>> start Material provided
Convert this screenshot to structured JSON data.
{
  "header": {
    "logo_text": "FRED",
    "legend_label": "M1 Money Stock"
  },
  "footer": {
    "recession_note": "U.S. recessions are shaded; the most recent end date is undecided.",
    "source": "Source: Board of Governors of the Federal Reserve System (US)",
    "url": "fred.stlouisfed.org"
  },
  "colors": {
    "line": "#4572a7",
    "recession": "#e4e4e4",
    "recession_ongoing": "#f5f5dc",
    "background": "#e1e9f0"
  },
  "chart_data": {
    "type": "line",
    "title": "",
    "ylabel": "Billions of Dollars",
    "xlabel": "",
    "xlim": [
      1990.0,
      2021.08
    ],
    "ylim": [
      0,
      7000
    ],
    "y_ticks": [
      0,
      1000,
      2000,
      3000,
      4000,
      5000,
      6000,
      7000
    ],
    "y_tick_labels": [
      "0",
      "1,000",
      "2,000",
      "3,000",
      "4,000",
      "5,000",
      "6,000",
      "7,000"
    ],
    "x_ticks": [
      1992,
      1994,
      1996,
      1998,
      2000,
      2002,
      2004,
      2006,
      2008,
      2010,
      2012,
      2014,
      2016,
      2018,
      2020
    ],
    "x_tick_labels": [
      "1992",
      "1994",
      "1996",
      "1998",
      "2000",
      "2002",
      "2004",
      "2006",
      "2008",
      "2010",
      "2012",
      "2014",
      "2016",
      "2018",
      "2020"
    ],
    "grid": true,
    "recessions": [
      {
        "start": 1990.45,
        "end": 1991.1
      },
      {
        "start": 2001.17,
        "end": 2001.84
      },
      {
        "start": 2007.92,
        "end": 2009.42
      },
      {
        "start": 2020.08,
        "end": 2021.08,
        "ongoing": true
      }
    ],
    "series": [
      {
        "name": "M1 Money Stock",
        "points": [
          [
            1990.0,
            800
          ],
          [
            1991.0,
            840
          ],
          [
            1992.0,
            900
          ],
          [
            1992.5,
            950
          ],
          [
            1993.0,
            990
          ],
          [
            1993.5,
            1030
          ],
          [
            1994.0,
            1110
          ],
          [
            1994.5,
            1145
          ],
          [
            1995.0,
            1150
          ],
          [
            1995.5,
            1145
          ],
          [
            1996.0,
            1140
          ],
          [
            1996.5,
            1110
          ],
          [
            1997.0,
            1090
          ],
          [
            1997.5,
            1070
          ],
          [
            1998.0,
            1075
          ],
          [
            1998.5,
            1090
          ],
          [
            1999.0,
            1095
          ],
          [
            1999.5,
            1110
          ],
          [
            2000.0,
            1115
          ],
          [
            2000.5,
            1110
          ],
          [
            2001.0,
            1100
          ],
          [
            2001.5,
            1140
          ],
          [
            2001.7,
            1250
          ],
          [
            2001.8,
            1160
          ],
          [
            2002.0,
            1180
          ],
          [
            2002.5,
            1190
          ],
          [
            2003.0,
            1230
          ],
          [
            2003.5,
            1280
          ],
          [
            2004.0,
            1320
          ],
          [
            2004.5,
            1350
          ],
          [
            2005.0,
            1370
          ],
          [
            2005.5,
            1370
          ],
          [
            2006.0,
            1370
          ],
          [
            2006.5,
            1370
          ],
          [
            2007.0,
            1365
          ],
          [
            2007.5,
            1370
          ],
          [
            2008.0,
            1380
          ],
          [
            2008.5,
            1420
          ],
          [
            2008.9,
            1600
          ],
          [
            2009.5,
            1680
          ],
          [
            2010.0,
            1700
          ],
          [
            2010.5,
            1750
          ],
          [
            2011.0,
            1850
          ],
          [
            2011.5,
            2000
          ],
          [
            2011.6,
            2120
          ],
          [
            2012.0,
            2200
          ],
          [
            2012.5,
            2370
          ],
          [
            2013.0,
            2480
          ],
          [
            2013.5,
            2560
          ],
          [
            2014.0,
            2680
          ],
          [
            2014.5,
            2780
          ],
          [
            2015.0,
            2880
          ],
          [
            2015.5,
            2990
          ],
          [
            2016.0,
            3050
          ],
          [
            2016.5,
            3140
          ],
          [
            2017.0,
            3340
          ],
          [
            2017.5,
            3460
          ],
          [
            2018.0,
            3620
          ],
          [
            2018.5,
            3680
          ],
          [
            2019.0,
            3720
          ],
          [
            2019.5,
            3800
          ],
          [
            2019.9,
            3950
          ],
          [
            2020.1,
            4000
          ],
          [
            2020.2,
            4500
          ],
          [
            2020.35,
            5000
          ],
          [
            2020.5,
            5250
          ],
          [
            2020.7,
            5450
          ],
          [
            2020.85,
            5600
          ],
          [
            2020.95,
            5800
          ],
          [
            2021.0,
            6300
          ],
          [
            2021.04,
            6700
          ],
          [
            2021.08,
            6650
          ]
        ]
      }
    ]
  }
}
>> end Material provided
- **Task instructions**
Using the data above, output each line exactly.

- **The reply**
Convert this screenshot to structured JSON data.
{
  "header": {
    "logo_text": "FRED",
    "legend_label": "M1 Money Stock"
  },
  "footer": {
    "recession_note": "U.S. recessions are shaded; the most recent end date is undecided.",
    "source": "Source: Board of Governors of the Federal Reserve System (US)",
    "url": "fred.stlouisfed.org"
  },
  "colors": {
    "line": "#4572a7",
    "recession": "#e4e4e4",
    "recession_ongoing": "#f5f5dc",
    "background": "#e1e9f0"
  },
  "chart_data": {
    "type": "line",
    "title": "",
    "ylabel": "Billions of Dollars",
    "xlabel": "",
    "xlim": [
      1990.0,
      2021.08
    ],
    "ylim": [
      0,
      7000
    ],
    "y_ticks": [
      0,
      1000,
      2000,
      3000,
      4000,
      5000,
      6000,
      7000
    ],
    "y_tick_labels": [
      "0",
      "1,000",
      "2,000",
      "3,000",
      "4,000",
      "5,000",
      "6,000",
      "7,000"
    ],
    "x_ticks": [
      1992,
      1994,
      1996,
      1998,
      2000,
      2002,
      2004,
      2006,
      2008,
      2010,
      2012,
      2014,
      2016,
      2018,
      2020
    ],
    "x_tick_labels": [
      "1992",
      "1994",
      "1996",
      "1998",
      "2000",
      "2002",
      "2004",
      "2006",
      "2008",
      "2010",
      "2012",
      "2014",
      "2016",
      "2018",
      "2020"
    ],
    "grid": true,
    "recessions": [
      {
        "start": 1990.45,
        "end": 1991.1
      },
      {
        "start": 2001.17,
        "end": 2001.84
      },
      {
        "start": 2007.92,
        "end": 2009.42
      },
      {
        "start": 2020.08,
        "end": 2021.08,
        "ongoing": true
      }
    ],
    "series": [
      {
        "name": "M1 Money Stock",
        "points": [
          [
            1990.0,
            800
          ],
          [
            1991.0,
            840
          ],
          [
            1992.0,
            900
          ],
          [
            1992.5,
            950
          ],
          [
            1993.0,
            990
          ],
          [
            1993.5,
            1030
          ],
          [
            1994.0,
            1110
          ],
          [
            1994.5,
            1145
          ],
          [
            1995.0,
            1150
          ],
          [
            1995.5,
            1145
          ],
          [
            1996.0,
            1140
          ],
          [
            1996.5,
            1110
          ],
          [
            1997.0,
            1090
          ],
          [
            1997.5,
            1070
          ],
          [
            1998.0,
            1075
          ],
          [
            1998.5,
            1090
          ],
          [
            1999.0,
            1095
          ],
          [
            1999.5,
            1110
          ],
          [
            2000.0,
            1115
          ],
          [
            2000.5,
            1110
          ],
          [
            2001.0,
            1100
          ],
          [
            2001.5,
            1140
          ],
          [
            2001.7,
            1250
          ],
          [
            2001.8,
            1160
          ],
          [
            2002.0,
            1180
          ],
          [
            2002.5,
            1190
          ],
          [
            2003.0,
            1230
          ],
          [
            2003.5,
            1280
          ],
          [
            2004.0,
            1320
          ],
          [
            2004.5,
            1350
          ],
          [
            2005.0,
            1370
          ],
          [
            2005.5,
            1370
          ],
          [
            2006.0,
            1370
          ],
          [
            2006.5,
            1370
          ],
          [
            2007.0,
            1365
          ],
          [
            2007.5,
            1370
          ],
          [
            2008.0,
            1380
          ],
          [
            2008.5,
            1420
          ],
          [
            2008.9,
            1600
          ],
          [
            2009.5,
            1680
          ],
          [
            2010.0,
            1700
          ],
          [
            2010.5,
            1750
          ],
          [
            2011.0,
            1850
          ],
          [
            2011.5,
            2000
          ],
          [
            2011.6,
            2120
          ],
          [
            2012.0,
            2200
          ],
          [
            2012.5,
            2370
          ],
          [
            2013.0,
            2480
          ],
          [
            2013.5,
            2560
          ],
          [
            2014.0,
            2680
          ],
          [
            2014.5,
            2780
          ],
          [
            2015.0,
            2880
          ],
          [
            2015.5,
            2990
          ],
          [
            2016.0,
            3050
          ],
          [
            2016.5,
            3140
          ],
          [
            2017.0,
            3340
          ],
          [
            2017.5,
            3460
          ],
          [
            2018.0,
            3620
          ],
          [
            2018.5,
            3680
          ],
          [
            2019.0,
            3720
          ],
          [
            2019.5,
            3800
          ],
          [
            2019.9,
            3950
          ],
          [
            2020.1,
            4000
          ],
          [
            2020.2,
            4500
          ],
          [
            2020.35,
            5000
          ],
          [
            2020.5,
            5250
          ],
          [
            2020.7,
            5450
          ],
          [
            2020.85,
            5600
          ],
          [
            2020.95,
            5800
          ],
          [
            2021.0,
            6300
          ],
          [
            2021.04,
            6700
          ],
          [
            2021.08,
            6650
          ]
        ]
      }
    ]
  }
}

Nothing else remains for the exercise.